* [TEXT SECTION]
We have a large granite field-stone fireplace at the cottage. I did some re-pointing in August but I'll have more to do come spring. We don't use it because of insurance hassles, no company will insure us as there is no insert. We do however have a wood stove for heating. You've got me thinking however of doing something along the lines of what you have. Thanks for sharing.

 

woodsroad

Lifer
Oct 10, 2013
11,754
16,015
SE PA USA
Thanks!
It took me a year to finish it, so I only really see the transformation when I look at the pictures.
The mantle and hearth are bluestone, easy to come by around here. After I sand blasted the granite, I chipped the pointing out, back to the mortar. It was interesting to find folded up wedges of old newspaper, in German script from the 1930's, wedged in to hold the stones in place while the mortar set. This was a predominantly Pennsylvania German area up through the 1970's, when the small farms staring closing down and folks "from away" started moving in to new subdivisions.
The chimney wasn't heat-tight (didn't have a cap on it until we bought the house), so we installed a liner, then had insulation blown around it. Since the chimney goes up the center of the house, it stays warm and draws very well. My only regret was that we should have gone with a somewhat larger stove. It's perfect for temps into the 20's, but below that we're running it too wide open and that isn't very efficient. We'll probably replace it over the summer with another Jotul.

* [SUPPLIED INFORMATION]
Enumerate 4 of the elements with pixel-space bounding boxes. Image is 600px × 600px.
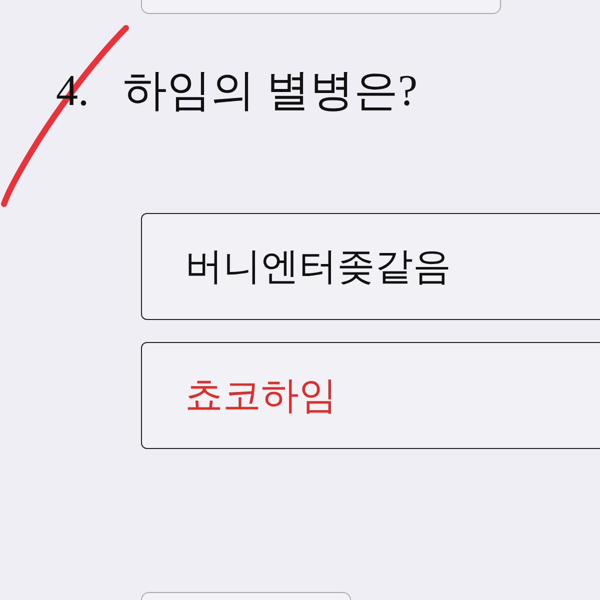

* [PROBLEM TO WORK ON] Carry on the forum post about the fireplace and wood stove from its last sentence. The material has nothing to do with what comes next.

* [IN RESPONSE]
 

jpmcwjr

Moderator
Staff member
May 12, 2015
24,694
27,275
Carmel Valley, CA
Super job. Getting rid of the Egyptian tomb accents around the box was a good move, and must have been fun! (OK, maybe color scheme of the original owner's druthers)

 

woodsroad

Lifer
Oct 10, 2013
11,754
16,015
SE PA USA
Bluto: Firewood is ash and hickory. Floor is oak.
John: Destructing things is always fun, up to a point. I used an air chisel on the firebrick and pointing, and I'm pretty sure that I did some permanent damage to my arm and shoulder!

 

bluto

Part of the Furniture Now
Aug 24, 2018
737
8
Nothing like a nice hardwood fire
We usually burn softwood and hardwood mixture , spruce , fir and birch , smells great

 

woodsroad

Lifer
Oct 10, 2013
11,754
16,015
SE PA USA
Bluto, just be sure to run the stack super hot once a day to burn out the creosote, especially if your chimney is on an outside wall. Like a pipe, the goop condenses on cold surfaces.